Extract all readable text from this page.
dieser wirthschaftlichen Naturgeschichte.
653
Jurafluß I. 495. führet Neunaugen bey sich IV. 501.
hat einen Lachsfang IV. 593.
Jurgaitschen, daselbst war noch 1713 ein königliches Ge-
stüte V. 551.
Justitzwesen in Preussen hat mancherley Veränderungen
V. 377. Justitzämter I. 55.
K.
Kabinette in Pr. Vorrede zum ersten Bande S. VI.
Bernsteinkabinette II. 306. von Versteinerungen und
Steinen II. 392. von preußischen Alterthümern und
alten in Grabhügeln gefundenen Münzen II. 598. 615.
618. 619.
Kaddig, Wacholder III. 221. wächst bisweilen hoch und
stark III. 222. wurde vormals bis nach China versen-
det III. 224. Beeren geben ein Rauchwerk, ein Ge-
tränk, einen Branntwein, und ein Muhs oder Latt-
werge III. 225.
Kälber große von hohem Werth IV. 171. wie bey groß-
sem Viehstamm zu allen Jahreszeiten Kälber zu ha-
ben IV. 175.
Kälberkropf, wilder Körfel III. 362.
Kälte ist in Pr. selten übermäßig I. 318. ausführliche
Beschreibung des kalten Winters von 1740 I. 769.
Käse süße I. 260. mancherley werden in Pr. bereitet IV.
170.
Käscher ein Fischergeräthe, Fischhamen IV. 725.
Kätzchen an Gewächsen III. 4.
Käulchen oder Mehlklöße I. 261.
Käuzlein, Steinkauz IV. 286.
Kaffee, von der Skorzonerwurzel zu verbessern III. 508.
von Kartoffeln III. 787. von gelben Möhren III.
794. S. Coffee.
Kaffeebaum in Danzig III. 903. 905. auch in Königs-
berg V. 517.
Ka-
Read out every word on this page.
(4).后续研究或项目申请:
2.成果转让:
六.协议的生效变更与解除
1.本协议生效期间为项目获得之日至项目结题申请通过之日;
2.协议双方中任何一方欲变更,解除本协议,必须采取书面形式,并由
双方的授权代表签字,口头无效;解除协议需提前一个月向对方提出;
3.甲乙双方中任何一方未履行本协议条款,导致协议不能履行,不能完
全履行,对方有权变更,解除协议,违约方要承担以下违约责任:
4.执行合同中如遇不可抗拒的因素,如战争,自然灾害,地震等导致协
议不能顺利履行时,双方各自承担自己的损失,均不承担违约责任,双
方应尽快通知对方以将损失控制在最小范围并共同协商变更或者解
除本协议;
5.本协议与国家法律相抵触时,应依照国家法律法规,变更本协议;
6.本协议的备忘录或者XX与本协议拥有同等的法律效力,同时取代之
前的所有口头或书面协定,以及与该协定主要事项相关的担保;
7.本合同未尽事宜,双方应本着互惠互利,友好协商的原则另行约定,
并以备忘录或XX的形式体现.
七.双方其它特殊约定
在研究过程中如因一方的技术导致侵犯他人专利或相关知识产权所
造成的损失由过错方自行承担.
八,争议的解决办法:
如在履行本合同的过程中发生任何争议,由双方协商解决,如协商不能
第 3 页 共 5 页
——
TASK INSTRUCTIONS.
Would you reproduce the material above in full, exactly as given?

CORRECT RESULT.
Extract all readable text from this page.
dieser wirthschaftlichen Naturgeschichte.
653
Jurafluß I. 495. führet Neunaugen bey sich IV. 501.
hat einen Lachsfang IV. 593.
Jurgaitschen, daselbst war noch 1713 ein königliches Ge-
stüte V. 551.
Justitzwesen in Preussen hat mancherley Veränderungen
V. 377. Justitzämter I. 55.
K.
Kabinette in Pr. Vorrede zum ersten Bande S. VI.
Bernsteinkabinette II. 306. von Versteinerungen und
Steinen II. 392. von preußischen Alterthümern und
alten in Grabhügeln gefundenen Münzen II. 598. 615.
618. 619.
Kaddig, Wacholder III. 221. wächst bisweilen hoch und
stark III. 222. wurde vormals bis nach China versen-
det III. 224. Beeren geben ein Rauchwerk, ein Ge-
tränk, einen Branntwein, und ein Muhs oder Latt-
werge III. 225.
Kälber große von hohem Werth IV. 171. wie bey groß-
sem Viehstamm zu allen Jahreszeiten Kälber zu ha-
ben IV. 175.
Kälberkropf, wilder Körfel III. 362.
Kälte ist in Pr. selten übermäßig I. 318. ausführliche
Beschreibung des kalten Winters von 1740 I. 769.
Käse süße I. 260. mancherley werden in Pr. bereitet IV.
170.
Käscher ein Fischergeräthe, Fischhamen IV. 725.
Kätzchen an Gewächsen III. 4.
Käulchen oder Mehlklöße I. 261.
Käuzlein, Steinkauz IV. 286.
Kaffee, von der Skorzonerwurzel zu verbessern III. 508.
von Kartoffeln III. 787. von gelben Möhren III.
794. S. Coffee.
Kaffeebaum in Danzig III. 903. 905. auch in Königs-
berg V. 517.
Ka-
Read out every word on this page.
(4).后续研究或项目申请:
2.成果转让:
六.协议的生效变更与解除
1.本协议生效期间为项目获得之日至项目结题申请通过之日;
2.协议双方中任何一方欲变更,解除本协议,必须采取书面形式,并由
双方的授权代表签字,口头无效;解除协议需提前一个月向对方提出;
3.甲乙双方中任何一方未履行本协议条款,导致协议不能履行,不能完
全履行,对方有权变更,解除协议,违约方要承担以下违约责任:
4.执行合同中如遇不可抗拒的因素,如战争,自然灾害,地震等导致协
议不能顺利履行时,双方各自承担自己的损失,均不承担违约责任,双
方应尽快通知对方以将损失控制在最小范围并共同协商变更或者解
除本协议;
5.本协议与国家法律相抵触时,应依照国家法律法规,变更本协议;
6.本协议的备忘录或者XX与本协议拥有同等的法律效力,同时取代之
前的所有口头或书面协定,以及与该协定主要事项相关的担保;
7.本合同未尽事宜,双方应本着互惠互利,友好协商的原则另行约定,
并以备忘录或XX的形式体现.
七.双方其它特殊约定
在研究过程中如因一方的技术导致侵犯他人专利或相关知识产权所
造成的损失由过错方自行承担.
八,争议的解决办法:
如在履行本合同的过程中发生任何争议,由双方协商解决,如协商不能
第 3 页 共 5 页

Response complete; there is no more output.